··· Input ···

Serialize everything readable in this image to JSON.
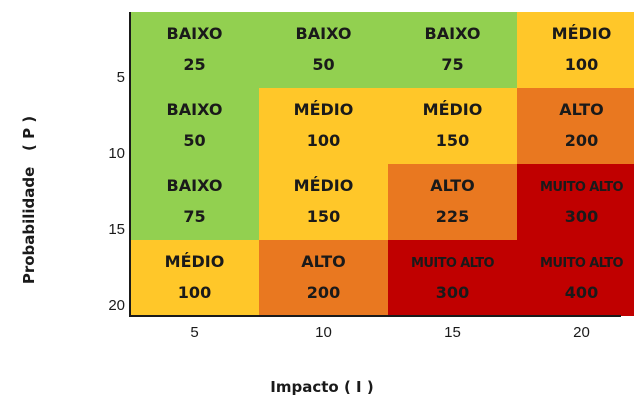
{
  "chart_data": {
    "type": "heatmap",
    "title": "",
    "xlabel": "Impacto ( I )",
    "ylabel": "Probabilidade   ( P )",
    "x_categories": [
      "5",
      "10",
      "15",
      "20"
    ],
    "y_categories": [
      "5",
      "10",
      "15",
      "20"
    ],
    "rows": [
      {
        "y": "5",
        "cells": [
          {
            "level": "BAIXO",
            "value": "25"
          },
          {
            "level": "BAIXO",
            "value": "50"
          },
          {
            "level": "BAIXO",
            "value": "75"
          },
          {
            "level": "MÉDIO",
            "value": "100"
          }
        ]
      },
      {
        "y": "10",
        "cells": [
          {
            "level": "BAIXO",
            "value": "50"
          },
          {
            "level": "MÉDIO",
            "value": "100"
          },
          {
            "level": "MÉDIO",
            "value": "150"
          },
          {
            "level": "ALTO",
            "value": "200"
          }
        ]
      },
      {
        "y": "15",
        "cells": [
          {
            "level": "BAIXO",
            "value": "75"
          },
          {
            "level": "MÉDIO",
            "value": "150"
          },
          {
            "level": "ALTO",
            "value": "225"
          },
          {
            "level": "MUITO ALTO",
            "value": "300"
          }
        ]
      },
      {
        "y": "20",
        "cells": [
          {
            "level": "MÉDIO",
            "value": "100"
          },
          {
            "level": "ALTO",
            "value": "200"
          },
          {
            "level": "MUITO ALTO",
            "value": "300"
          },
          {
            "level": "MUITO ALTO",
            "value": "400"
          }
        ]
      }
    ],
    "level_colors": {
      "BAIXO": "#92D050",
      "MÉDIO": "#FFC729",
      "ALTO": "#E97820",
      "MUITO ALTO": "#C00000"
    },
    "grid": false,
    "legend": "none"
  }
}
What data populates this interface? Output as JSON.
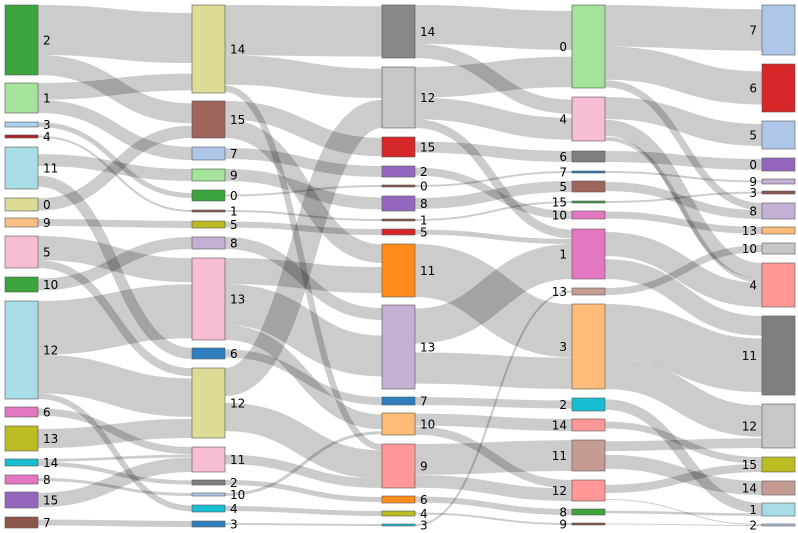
{
  "diagram": {
    "type": "sankey",
    "columns": [
      {
        "nodes": [
          {
            "label": "2",
            "color": "#3ca43c"
          },
          {
            "label": "1",
            "color": "#a3e39a"
          },
          {
            "label": "3",
            "color": "#a9d2ec"
          },
          {
            "label": "4",
            "color": "#b22222"
          },
          {
            "label": "11",
            "color": "#a8dde8"
          },
          {
            "label": "0",
            "color": "#dcdc96"
          },
          {
            "label": "9",
            "color": "#f9be84"
          },
          {
            "label": "5",
            "color": "#f7bcd6"
          },
          {
            "label": "10",
            "color": "#3ca43c"
          },
          {
            "label": "12",
            "color": "#a8dde8"
          },
          {
            "label": "6",
            "color": "#e377c2"
          },
          {
            "label": "13",
            "color": "#bcbd22"
          },
          {
            "label": "14",
            "color": "#17becf"
          },
          {
            "label": "8",
            "color": "#e377c2"
          },
          {
            "label": "15",
            "color": "#9467bd"
          },
          {
            "label": "7",
            "color": "#8c564b"
          }
        ]
      },
      {
        "nodes": [
          {
            "label": "14",
            "color": "#dcdc96"
          },
          {
            "label": "15",
            "color": "#9e655a"
          },
          {
            "label": "7",
            "color": "#aec7e8"
          },
          {
            "label": "9",
            "color": "#a3e39a"
          },
          {
            "label": "0",
            "color": "#3ca43c"
          },
          {
            "label": "1",
            "color": "#8c564b"
          },
          {
            "label": "5",
            "color": "#bcbd22"
          },
          {
            "label": "8",
            "color": "#c5b0d5"
          },
          {
            "label": "13",
            "color": "#f7bcd6"
          },
          {
            "label": "6",
            "color": "#2f7fbf"
          },
          {
            "label": "12",
            "color": "#dcdc96"
          },
          {
            "label": "11",
            "color": "#f7bcd6"
          },
          {
            "label": "2",
            "color": "#7f7f7f"
          },
          {
            "label": "10",
            "color": "#aec7e8"
          },
          {
            "label": "4",
            "color": "#17becf"
          },
          {
            "label": "3",
            "color": "#2f7fbf"
          }
        ]
      },
      {
        "nodes": [
          {
            "label": "14",
            "color": "#888888"
          },
          {
            "label": "12",
            "color": "#c7c7c7"
          },
          {
            "label": "15",
            "color": "#d62728"
          },
          {
            "label": "2",
            "color": "#9467bd"
          },
          {
            "label": "0",
            "color": "#8c564b"
          },
          {
            "label": "8",
            "color": "#9467bd"
          },
          {
            "label": "1",
            "color": "#8c564b"
          },
          {
            "label": "5",
            "color": "#d62728"
          },
          {
            "label": "11",
            "color": "#ff8c1a"
          },
          {
            "label": "13",
            "color": "#c5b0d5"
          },
          {
            "label": "7",
            "color": "#2f7fbf"
          },
          {
            "label": "10",
            "color": "#ffbb78"
          },
          {
            "label": "9",
            "color": "#ff9896"
          },
          {
            "label": "6",
            "color": "#ff8c1a"
          },
          {
            "label": "4",
            "color": "#bcbd22"
          },
          {
            "label": "3",
            "color": "#17becf"
          }
        ]
      },
      {
        "nodes": [
          {
            "label": "0",
            "color": "#a3e39a"
          },
          {
            "label": "4",
            "color": "#f7bcd6"
          },
          {
            "label": "6",
            "color": "#7f7f7f"
          },
          {
            "label": "7",
            "color": "#2f7fbf"
          },
          {
            "label": "5",
            "color": "#9e655a"
          },
          {
            "label": "15",
            "color": "#3ca43c"
          },
          {
            "label": "10",
            "color": "#e377c2"
          },
          {
            "label": "1",
            "color": "#e377c2"
          },
          {
            "label": "13",
            "color": "#c49c94"
          },
          {
            "label": "3",
            "color": "#ffbb78"
          },
          {
            "label": "2",
            "color": "#17becf"
          },
          {
            "label": "14",
            "color": "#ff9896"
          },
          {
            "label": "11",
            "color": "#c49c94"
          },
          {
            "label": "12",
            "color": "#ff9896"
          },
          {
            "label": "8",
            "color": "#3ca43c"
          },
          {
            "label": "9",
            "color": "#8c564b"
          }
        ]
      },
      {
        "nodes": [
          {
            "label": "7",
            "color": "#aec7e8"
          },
          {
            "label": "6",
            "color": "#d62728"
          },
          {
            "label": "5",
            "color": "#aec7e8"
          },
          {
            "label": "0",
            "color": "#9467bd"
          },
          {
            "label": "9",
            "color": "#c5b0d5"
          },
          {
            "label": "3",
            "color": "#8c564b"
          },
          {
            "label": "8",
            "color": "#c5b0d5"
          },
          {
            "label": "13",
            "color": "#ffbb78"
          },
          {
            "label": "10",
            "color": "#c7c7c7"
          },
          {
            "label": "4",
            "color": "#ff9896"
          },
          {
            "label": "11",
            "color": "#7f7f7f"
          },
          {
            "label": "12",
            "color": "#c7c7c7"
          },
          {
            "label": "15",
            "color": "#bcbd22"
          },
          {
            "label": "14",
            "color": "#c49c94"
          },
          {
            "label": "1",
            "color": "#a8dde8"
          },
          {
            "label": "2",
            "color": "#aec7e8"
          }
        ]
      }
    ],
    "links": [
      [
        0,
        0,
        1,
        0,
        30
      ],
      [
        0,
        1,
        1,
        2,
        8
      ],
      [
        0,
        2,
        1,
        4,
        3
      ],
      [
        0,
        3,
        1,
        5,
        1
      ],
      [
        0,
        4,
        1,
        3,
        10
      ],
      [
        0,
        5,
        1,
        1,
        6
      ],
      [
        0,
        6,
        1,
        6,
        3
      ],
      [
        0,
        7,
        1,
        8,
        12
      ],
      [
        0,
        8,
        1,
        7,
        6
      ],
      [
        0,
        9,
        1,
        8,
        28
      ],
      [
        0,
        9,
        1,
        10,
        20
      ],
      [
        0,
        10,
        1,
        11,
        4
      ],
      [
        0,
        11,
        1,
        10,
        9
      ],
      [
        0,
        12,
        1,
        12,
        3
      ],
      [
        0,
        13,
        1,
        13,
        2
      ],
      [
        0,
        14,
        1,
        11,
        8
      ],
      [
        0,
        15,
        1,
        15,
        3
      ],
      [
        0,
        0,
        1,
        1,
        12
      ],
      [
        0,
        4,
        1,
        9,
        6
      ],
      [
        0,
        9,
        1,
        14,
        3
      ],
      [
        0,
        1,
        1,
        0,
        10
      ],
      [
        0,
        7,
        1,
        10,
        4
      ],
      [
        0,
        12,
        1,
        11,
        2
      ],
      [
        1,
        0,
        2,
        0,
        24
      ],
      [
        1,
        0,
        2,
        1,
        14
      ],
      [
        1,
        1,
        2,
        2,
        8
      ],
      [
        1,
        1,
        2,
        8,
        8
      ],
      [
        1,
        2,
        2,
        3,
        5
      ],
      [
        1,
        3,
        2,
        5,
        6
      ],
      [
        1,
        4,
        2,
        4,
        1
      ],
      [
        1,
        5,
        2,
        6,
        1
      ],
      [
        1,
        6,
        2,
        7,
        2
      ],
      [
        1,
        7,
        2,
        9,
        6
      ],
      [
        1,
        8,
        2,
        9,
        22
      ],
      [
        1,
        8,
        2,
        11,
        8
      ],
      [
        1,
        9,
        2,
        10,
        3
      ],
      [
        1,
        10,
        2,
        12,
        18
      ],
      [
        1,
        10,
        2,
        1,
        12
      ],
      [
        1,
        11,
        2,
        12,
        6
      ],
      [
        1,
        12,
        2,
        13,
        3
      ],
      [
        1,
        13,
        2,
        11,
        2
      ],
      [
        1,
        14,
        2,
        14,
        3
      ],
      [
        1,
        15,
        2,
        15,
        1
      ],
      [
        1,
        8,
        2,
        8,
        14
      ],
      [
        1,
        0,
        2,
        12,
        4
      ],
      [
        2,
        0,
        3,
        0,
        22
      ],
      [
        2,
        1,
        3,
        0,
        14
      ],
      [
        2,
        1,
        3,
        1,
        10
      ],
      [
        2,
        2,
        3,
        2,
        4
      ],
      [
        2,
        3,
        3,
        6,
        4
      ],
      [
        2,
        4,
        3,
        3,
        1
      ],
      [
        2,
        5,
        3,
        4,
        6
      ],
      [
        2,
        6,
        3,
        5,
        1
      ],
      [
        2,
        7,
        3,
        7,
        2
      ],
      [
        2,
        8,
        3,
        9,
        24
      ],
      [
        2,
        9,
        3,
        9,
        14
      ],
      [
        2,
        9,
        3,
        7,
        14
      ],
      [
        2,
        10,
        3,
        10,
        4
      ],
      [
        2,
        11,
        3,
        11,
        6
      ],
      [
        2,
        11,
        3,
        13,
        4
      ],
      [
        2,
        12,
        3,
        12,
        14
      ],
      [
        2,
        12,
        3,
        13,
        6
      ],
      [
        2,
        13,
        3,
        14,
        2
      ],
      [
        2,
        14,
        3,
        15,
        1
      ],
      [
        2,
        15,
        3,
        8,
        1
      ],
      [
        2,
        0,
        3,
        1,
        8
      ],
      [
        2,
        1,
        3,
        7,
        4
      ],
      [
        3,
        0,
        4,
        0,
        20
      ],
      [
        3,
        0,
        4,
        1,
        16
      ],
      [
        3,
        1,
        4,
        2,
        10
      ],
      [
        3,
        1,
        4,
        9,
        8
      ],
      [
        3,
        2,
        4,
        3,
        4
      ],
      [
        3,
        3,
        4,
        4,
        1
      ],
      [
        3,
        4,
        4,
        6,
        5
      ],
      [
        3,
        5,
        4,
        5,
        1
      ],
      [
        3,
        6,
        4,
        7,
        2
      ],
      [
        3,
        7,
        4,
        9,
        12
      ],
      [
        3,
        7,
        4,
        10,
        8
      ],
      [
        3,
        8,
        4,
        8,
        1
      ],
      [
        3,
        9,
        4,
        10,
        24
      ],
      [
        3,
        9,
        4,
        11,
        14
      ],
      [
        3,
        10,
        4,
        14,
        4
      ],
      [
        3,
        11,
        4,
        12,
        5
      ],
      [
        3,
        12,
        4,
        13,
        6
      ],
      [
        3,
        12,
        4,
        11,
        4
      ],
      [
        3,
        13,
        4,
        15,
        1
      ],
      [
        3,
        13,
        4,
        12,
        6
      ],
      [
        3,
        14,
        4,
        14,
        1
      ],
      [
        3,
        15,
        4,
        15,
        1
      ],
      [
        3,
        0,
        4,
        6,
        4
      ],
      [
        3,
        1,
        4,
        9,
        2
      ]
    ]
  }
}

···

What you should do
Using the entries above, find all lines with "JSON". Copy them.

Expected output
Serialize everything readable in this image to JSON.
What data populates this interface? Output as JSON.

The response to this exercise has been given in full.